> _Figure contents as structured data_
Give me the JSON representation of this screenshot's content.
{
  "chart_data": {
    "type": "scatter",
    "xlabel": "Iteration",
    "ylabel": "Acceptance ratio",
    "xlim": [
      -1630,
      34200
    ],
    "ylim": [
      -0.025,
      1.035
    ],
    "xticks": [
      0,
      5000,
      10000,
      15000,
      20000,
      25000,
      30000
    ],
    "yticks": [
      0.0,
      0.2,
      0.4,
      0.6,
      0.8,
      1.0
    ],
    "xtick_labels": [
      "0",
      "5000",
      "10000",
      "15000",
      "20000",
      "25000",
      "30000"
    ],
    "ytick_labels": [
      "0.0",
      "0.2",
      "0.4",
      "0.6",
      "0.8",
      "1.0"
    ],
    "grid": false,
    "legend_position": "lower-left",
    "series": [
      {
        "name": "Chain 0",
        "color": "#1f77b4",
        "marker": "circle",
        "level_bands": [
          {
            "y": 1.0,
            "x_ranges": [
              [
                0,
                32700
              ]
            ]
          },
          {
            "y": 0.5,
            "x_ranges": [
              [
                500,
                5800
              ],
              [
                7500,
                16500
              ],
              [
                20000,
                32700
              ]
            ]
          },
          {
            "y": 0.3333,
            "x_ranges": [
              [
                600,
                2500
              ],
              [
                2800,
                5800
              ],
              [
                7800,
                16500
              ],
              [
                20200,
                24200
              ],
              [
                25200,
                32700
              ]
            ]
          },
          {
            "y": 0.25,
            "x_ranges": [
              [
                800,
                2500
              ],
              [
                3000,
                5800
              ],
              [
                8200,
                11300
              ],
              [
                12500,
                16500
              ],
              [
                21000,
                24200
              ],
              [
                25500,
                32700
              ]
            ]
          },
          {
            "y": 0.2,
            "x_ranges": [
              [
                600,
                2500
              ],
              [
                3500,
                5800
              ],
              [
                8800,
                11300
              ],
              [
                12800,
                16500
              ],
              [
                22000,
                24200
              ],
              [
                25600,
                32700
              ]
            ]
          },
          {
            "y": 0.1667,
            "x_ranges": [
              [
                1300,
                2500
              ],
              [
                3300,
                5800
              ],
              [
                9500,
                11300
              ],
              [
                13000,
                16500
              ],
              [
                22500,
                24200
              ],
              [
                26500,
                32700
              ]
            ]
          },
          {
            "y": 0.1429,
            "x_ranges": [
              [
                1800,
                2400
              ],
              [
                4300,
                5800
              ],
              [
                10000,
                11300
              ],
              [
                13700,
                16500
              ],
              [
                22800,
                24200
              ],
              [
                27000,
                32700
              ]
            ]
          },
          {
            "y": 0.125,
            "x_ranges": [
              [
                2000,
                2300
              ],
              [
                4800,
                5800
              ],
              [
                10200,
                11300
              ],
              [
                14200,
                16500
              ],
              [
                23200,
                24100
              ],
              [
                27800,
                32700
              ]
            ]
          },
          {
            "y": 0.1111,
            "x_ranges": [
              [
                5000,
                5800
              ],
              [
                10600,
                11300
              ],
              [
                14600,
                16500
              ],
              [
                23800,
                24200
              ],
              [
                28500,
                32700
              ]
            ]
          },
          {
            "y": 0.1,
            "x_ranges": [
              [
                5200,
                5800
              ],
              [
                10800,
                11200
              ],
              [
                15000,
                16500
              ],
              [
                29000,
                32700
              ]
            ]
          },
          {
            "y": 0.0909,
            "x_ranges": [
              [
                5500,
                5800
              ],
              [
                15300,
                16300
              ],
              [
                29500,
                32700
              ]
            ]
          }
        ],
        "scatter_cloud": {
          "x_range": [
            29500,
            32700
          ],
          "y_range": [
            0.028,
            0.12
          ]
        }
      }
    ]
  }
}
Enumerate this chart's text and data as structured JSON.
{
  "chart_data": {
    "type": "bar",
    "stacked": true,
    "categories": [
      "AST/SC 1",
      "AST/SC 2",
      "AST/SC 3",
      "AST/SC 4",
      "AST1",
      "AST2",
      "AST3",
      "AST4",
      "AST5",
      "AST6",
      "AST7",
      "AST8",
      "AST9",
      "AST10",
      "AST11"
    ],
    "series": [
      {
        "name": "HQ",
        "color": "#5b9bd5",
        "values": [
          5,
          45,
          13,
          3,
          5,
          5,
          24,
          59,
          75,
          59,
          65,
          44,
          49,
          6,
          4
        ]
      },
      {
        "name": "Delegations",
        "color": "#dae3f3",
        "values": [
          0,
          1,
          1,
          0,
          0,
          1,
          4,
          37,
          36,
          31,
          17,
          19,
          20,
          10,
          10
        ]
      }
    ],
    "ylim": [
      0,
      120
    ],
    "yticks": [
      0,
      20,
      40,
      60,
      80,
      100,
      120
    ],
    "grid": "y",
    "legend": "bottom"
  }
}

> _Task to carry out_
Return the entries above exactly as they appear.

> _Answer to this task_
Give me the JSON representation of this screenshot's content.
{
  "chart_data": {
    "type": "scatter",
    "xlabel": "Iteration",
    "ylabel": "Acceptance ratio",
    "xlim": [
      -1630,
      34200
    ],
    "ylim": [
      -0.025,
      1.035
    ],
    "xticks": [
      0,
      5000,
      10000,
      15000,
      20000,
      25000,
      30000
    ],
    "yticks": [
      0.0,
      0.2,
      0.4,
      0.6,
      0.8,
      1.0
    ],
    "xtick_labels": [
      "0",
      "5000",
      "10000",
      "15000",
      "20000",
      "25000",
      "30000"
    ],
    "ytick_labels": [
      "0.0",
      "0.2",
      "0.4",
      "0.6",
      "0.8",
      "1.0"
    ],
    "grid": false,
    "legend_position": "lower-left",
    "series": [
      {
        "name": "Chain 0",
        "color": "#1f77b4",
        "marker": "circle",
        "level_bands": [
          {
            "y": 1.0,
            "x_ranges": [
              [
                0,
                32700
              ]
            ]
          },
          {
            "y": 0.5,
            "x_ranges": [
              [
                500,
                5800
              ],
              [
                7500,
                16500
              ],
              [
                20000,
                32700
              ]
            ]
          },
          {
            "y": 0.3333,
            "x_ranges": [
              [
                600,
                2500
              ],
              [
                2800,
                5800
              ],
              [
                7800,
                16500
              ],
              [
                20200,
                24200
              ],
              [
                25200,
                32700
              ]
            ]
          },
          {
            "y": 0.25,
            "x_ranges": [
              [
                800,
                2500
              ],
              [
                3000,
                5800
              ],
              [
                8200,
                11300
              ],
              [
                12500,
                16500
              ],
              [
                21000,
                24200
              ],
              [
                25500,
                32700
              ]
            ]
          },
          {
            "y": 0.2,
            "x_ranges": [
              [
                600,
                2500
              ],
              [
                3500,
                5800
              ],
              [
                8800,
                11300
              ],
              [
                12800,
                16500
              ],
              [
                22000,
                24200
              ],
              [
                25600,
                32700
              ]
            ]
          },
          {
            "y": 0.1667,
            "x_ranges": [
              [
                1300,
                2500
              ],
              [
                3300,
                5800
              ],
              [
                9500,
                11300
              ],
              [
                13000,
                16500
              ],
              [
                22500,
                24200
              ],
              [
                26500,
                32700
              ]
            ]
          },
          {
            "y": 0.1429,
            "x_ranges": [
              [
                1800,
                2400
              ],
              [
                4300,
                5800
              ],
              [
                10000,
                11300
              ],
              [
                13700,
                16500
              ],
              [
                22800,
                24200
              ],
              [
                27000,
                32700
              ]
            ]
          },
          {
            "y": 0.125,
            "x_ranges": [
              [
                2000,
                2300
              ],
              [
                4800,
                5800
              ],
              [
                10200,
                11300
              ],
              [
                14200,
                16500
              ],
              [
                23200,
                24100
              ],
              [
                27800,
                32700
              ]
            ]
          },
          {
            "y": 0.1111,
            "x_ranges": [
              [
                5000,
                5800
              ],
              [
                10600,
                11300
              ],
              [
                14600,
                16500
              ],
              [
                23800,
                24200
              ],
              [
                28500,
                32700
              ]
            ]
          },
          {
            "y": 0.1,
            "x_ranges": [
              [
                5200,
                5800
              ],
              [
                10800,
                11200
              ],
              [
                15000,
                16500
              ],
              [
                29000,
                32700
              ]
            ]
          },
          {
            "y": 0.0909,
            "x_ranges": [
              [
                5500,
                5800
              ],
              [
                15300,
                16300
              ],
              [
                29500,
                32700
              ]
            ]
          }
        ],
        "scatter_cloud": {
          "x_range": [
            29500,
            32700
          ],
          "y_range": [
            0.028,
            0.12
          ]
        }
      }
    ]
  }
}
Enumerate this chart's text and data as structured JSON.
{
  "chart_data": {
    "type": "bar",
    "stacked": true,
    "categories": [
      "AST/SC 1",
      "AST/SC 2",
      "AST/SC 3",
      "AST/SC 4",
      "AST1",
      "AST2",
      "AST3",
      "AST4",
      "AST5",
      "AST6",
      "AST7",
      "AST8",
      "AST9",
      "AST10",
      "AST11"
    ],
    "series": [
      {
        "name": "HQ",
        "color": "#5b9bd5",
        "values": [
          5,
          45,
          13,
          3,
          5,
          5,
          24,
          59,
          75,
          59,
          65,
          44,
          49,
          6,
          4
        ]
      },
      {
        "name": "Delegations",
        "color": "#dae3f3",
        "values": [
          0,
          1,
          1,
          0,
          0,
          1,
          4,
          37,
          36,
          31,
          17,
          19,
          20,
          10,
          10
        ]
      }
    ],
    "ylim": [
      0,
      120
    ],
    "yticks": [
      0,
      20,
      40,
      60,
      80,
      100,
      120
    ],
    "grid": "y",
    "legend": "bottom"
  }
}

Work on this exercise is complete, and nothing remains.